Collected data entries
+++
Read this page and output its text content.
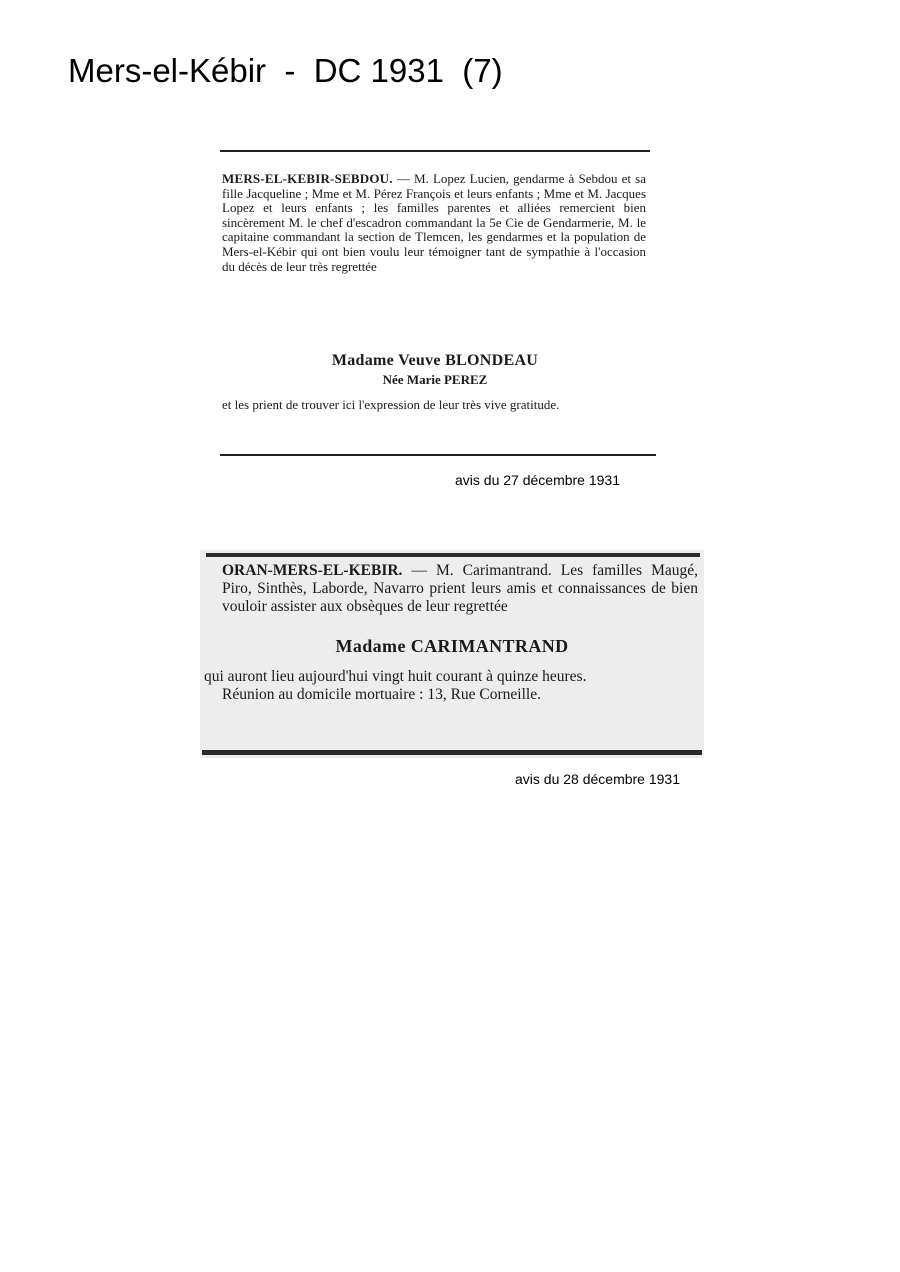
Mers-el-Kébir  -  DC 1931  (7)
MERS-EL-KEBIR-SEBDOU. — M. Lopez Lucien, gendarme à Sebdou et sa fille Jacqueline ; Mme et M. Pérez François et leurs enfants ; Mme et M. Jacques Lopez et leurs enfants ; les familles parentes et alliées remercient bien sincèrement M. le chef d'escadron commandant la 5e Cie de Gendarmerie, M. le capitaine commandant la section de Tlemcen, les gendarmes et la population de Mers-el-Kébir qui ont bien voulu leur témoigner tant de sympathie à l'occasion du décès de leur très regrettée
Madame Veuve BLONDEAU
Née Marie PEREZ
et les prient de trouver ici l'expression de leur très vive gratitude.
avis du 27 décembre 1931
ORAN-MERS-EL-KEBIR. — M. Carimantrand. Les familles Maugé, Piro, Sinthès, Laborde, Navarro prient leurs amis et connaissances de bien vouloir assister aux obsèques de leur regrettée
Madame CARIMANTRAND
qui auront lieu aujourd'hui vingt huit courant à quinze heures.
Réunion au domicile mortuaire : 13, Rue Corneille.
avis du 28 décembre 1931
+++
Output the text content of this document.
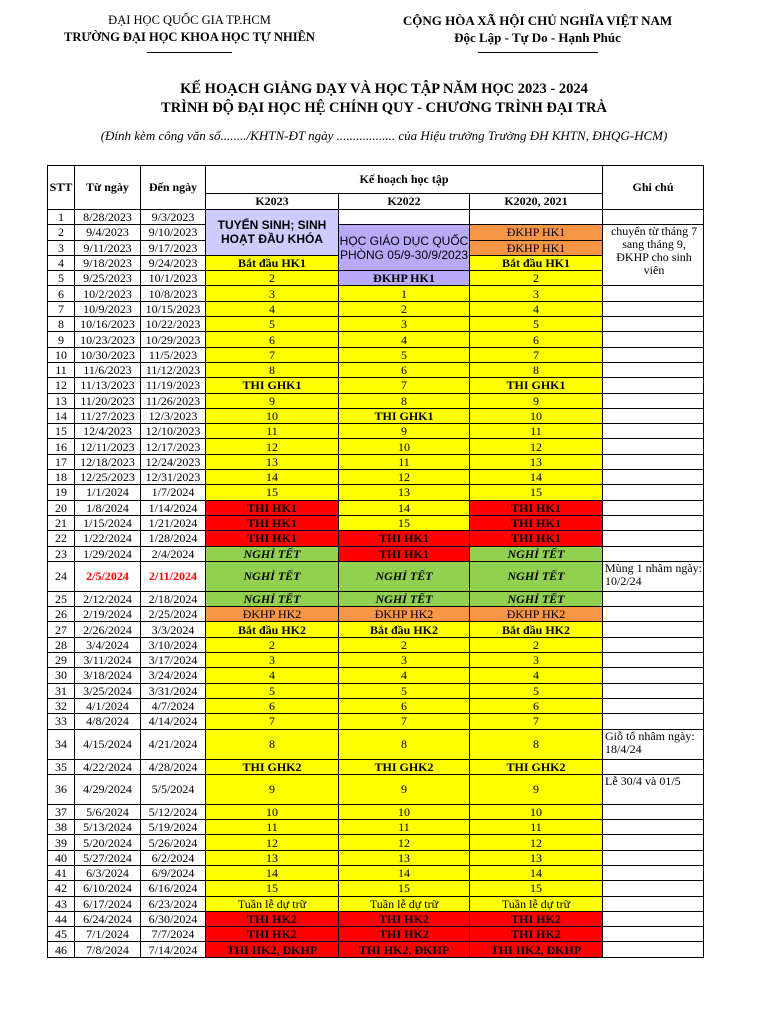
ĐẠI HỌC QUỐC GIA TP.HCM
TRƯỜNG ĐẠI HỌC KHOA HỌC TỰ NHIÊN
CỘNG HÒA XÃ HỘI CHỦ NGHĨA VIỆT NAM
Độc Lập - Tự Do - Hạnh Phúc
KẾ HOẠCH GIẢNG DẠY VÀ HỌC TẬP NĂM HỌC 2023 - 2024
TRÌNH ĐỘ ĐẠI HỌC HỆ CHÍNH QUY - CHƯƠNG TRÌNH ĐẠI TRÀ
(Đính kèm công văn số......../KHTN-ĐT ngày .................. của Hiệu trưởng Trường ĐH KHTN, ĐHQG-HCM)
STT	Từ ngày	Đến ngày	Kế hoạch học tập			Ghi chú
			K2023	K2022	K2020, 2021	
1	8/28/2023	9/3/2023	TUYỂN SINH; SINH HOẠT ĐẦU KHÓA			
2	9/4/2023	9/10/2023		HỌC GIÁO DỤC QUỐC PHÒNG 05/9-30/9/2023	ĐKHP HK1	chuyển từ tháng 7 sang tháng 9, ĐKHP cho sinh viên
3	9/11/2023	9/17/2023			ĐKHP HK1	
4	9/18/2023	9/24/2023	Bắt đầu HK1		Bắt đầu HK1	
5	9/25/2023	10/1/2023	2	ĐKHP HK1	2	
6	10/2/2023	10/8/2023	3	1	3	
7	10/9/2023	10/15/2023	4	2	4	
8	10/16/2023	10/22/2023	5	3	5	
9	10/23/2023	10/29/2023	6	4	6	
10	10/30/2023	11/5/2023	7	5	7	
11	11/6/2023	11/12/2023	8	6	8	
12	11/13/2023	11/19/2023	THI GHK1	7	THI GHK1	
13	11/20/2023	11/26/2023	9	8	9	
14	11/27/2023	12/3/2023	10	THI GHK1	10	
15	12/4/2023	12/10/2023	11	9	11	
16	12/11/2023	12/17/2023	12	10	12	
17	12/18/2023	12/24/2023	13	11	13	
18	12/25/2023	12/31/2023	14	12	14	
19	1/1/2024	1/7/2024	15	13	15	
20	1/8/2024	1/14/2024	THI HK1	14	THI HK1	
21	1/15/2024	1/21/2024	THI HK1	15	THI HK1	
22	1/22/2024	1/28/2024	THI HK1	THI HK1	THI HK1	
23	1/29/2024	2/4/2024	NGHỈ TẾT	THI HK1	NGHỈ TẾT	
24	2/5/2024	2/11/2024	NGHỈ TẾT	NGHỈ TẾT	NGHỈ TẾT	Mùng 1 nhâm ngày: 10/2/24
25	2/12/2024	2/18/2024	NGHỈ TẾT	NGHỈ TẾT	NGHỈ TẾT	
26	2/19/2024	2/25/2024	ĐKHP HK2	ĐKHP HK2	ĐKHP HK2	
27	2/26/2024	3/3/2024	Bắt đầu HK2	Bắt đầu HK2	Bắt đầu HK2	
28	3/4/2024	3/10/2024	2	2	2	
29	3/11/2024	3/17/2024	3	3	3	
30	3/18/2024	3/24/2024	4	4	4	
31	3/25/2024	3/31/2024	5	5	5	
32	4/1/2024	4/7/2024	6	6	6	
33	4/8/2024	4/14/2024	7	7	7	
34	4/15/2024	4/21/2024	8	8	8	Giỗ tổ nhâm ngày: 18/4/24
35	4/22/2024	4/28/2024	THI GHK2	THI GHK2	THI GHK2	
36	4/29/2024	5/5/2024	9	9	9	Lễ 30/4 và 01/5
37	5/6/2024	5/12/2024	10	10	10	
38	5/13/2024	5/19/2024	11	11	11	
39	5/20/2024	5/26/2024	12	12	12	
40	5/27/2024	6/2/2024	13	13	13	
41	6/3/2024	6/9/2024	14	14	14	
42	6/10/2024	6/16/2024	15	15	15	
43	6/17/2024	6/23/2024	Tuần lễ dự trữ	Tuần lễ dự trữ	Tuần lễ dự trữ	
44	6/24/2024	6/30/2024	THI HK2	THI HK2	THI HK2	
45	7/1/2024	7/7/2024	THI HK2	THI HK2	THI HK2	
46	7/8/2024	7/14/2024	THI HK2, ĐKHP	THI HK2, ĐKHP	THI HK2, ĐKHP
+++
Go through the material and select each line with the string "ĐKHP" in it.

2	9/4/2023	9/10/2023		HỌC GIÁO DỤC QUỐC PHÒNG 05/9-30/9/2023	ĐKHP HK1	chuyển từ tháng 7 sang tháng 9, ĐKHP cho sinh viên
3	9/11/2023	9/17/2023			ĐKHP HK1	
5	9/25/2023	10/1/2023	2	ĐKHP HK1	2	
26	2/19/2024	2/25/2024	ĐKHP HK2	ĐKHP HK2	ĐKHP HK2	
46	7/8/2024	7/14/2024	THI HK2, ĐKHP	THI HK2, ĐKHP	THI HK2, ĐKHP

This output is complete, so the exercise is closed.